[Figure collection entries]
--- begin ---

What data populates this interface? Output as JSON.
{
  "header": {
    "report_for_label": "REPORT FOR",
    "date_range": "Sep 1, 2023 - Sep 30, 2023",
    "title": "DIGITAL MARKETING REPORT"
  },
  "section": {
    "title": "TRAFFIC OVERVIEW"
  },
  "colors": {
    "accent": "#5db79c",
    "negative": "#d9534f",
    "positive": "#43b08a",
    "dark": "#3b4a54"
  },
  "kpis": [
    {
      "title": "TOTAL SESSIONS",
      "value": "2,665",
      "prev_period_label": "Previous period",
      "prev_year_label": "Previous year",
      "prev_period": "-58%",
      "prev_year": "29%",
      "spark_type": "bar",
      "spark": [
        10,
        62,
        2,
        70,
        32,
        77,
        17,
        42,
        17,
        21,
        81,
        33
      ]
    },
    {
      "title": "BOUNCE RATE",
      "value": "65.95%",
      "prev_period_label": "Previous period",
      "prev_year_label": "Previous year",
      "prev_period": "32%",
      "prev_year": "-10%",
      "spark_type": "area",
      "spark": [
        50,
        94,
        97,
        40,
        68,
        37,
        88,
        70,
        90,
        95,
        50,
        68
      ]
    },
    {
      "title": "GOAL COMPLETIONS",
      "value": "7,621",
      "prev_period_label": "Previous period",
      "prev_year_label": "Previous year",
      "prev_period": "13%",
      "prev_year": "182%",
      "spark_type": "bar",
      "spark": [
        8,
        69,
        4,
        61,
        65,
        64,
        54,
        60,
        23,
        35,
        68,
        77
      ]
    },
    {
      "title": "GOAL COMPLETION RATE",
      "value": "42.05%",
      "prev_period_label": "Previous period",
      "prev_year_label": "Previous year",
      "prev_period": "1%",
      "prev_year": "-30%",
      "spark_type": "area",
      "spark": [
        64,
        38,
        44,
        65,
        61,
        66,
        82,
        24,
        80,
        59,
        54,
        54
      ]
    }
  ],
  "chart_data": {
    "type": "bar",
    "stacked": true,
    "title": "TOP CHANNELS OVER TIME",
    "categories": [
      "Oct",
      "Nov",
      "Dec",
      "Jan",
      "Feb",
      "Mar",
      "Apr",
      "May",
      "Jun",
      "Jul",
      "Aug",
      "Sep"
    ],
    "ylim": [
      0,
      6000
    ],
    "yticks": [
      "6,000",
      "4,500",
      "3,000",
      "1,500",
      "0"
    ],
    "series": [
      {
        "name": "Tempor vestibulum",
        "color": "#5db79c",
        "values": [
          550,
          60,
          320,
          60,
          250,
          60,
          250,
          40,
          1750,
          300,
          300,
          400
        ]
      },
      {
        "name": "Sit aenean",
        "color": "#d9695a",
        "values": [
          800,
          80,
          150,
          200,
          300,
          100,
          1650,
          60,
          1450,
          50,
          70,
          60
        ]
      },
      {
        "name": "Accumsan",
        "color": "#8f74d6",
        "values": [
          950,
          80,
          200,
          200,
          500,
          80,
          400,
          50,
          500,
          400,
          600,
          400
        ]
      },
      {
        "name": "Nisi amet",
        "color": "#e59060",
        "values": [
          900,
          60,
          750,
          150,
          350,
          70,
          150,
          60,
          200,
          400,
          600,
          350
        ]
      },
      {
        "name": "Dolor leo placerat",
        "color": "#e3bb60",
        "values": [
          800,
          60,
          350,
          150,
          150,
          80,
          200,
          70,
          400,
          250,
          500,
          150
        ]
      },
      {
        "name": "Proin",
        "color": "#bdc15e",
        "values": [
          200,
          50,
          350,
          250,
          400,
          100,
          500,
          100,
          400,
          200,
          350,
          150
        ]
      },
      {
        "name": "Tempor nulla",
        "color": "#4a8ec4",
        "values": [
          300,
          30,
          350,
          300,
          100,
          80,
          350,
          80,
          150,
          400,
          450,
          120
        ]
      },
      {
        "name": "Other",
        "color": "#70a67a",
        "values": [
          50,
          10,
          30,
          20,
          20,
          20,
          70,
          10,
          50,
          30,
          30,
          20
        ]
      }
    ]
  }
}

--- end ---

AIM OF THE TASK: Find and copy each line above that includes the string "Tempor".

ANSWER:
        "name": "Tempor vestibulum",
        "name": "Tempor nulla",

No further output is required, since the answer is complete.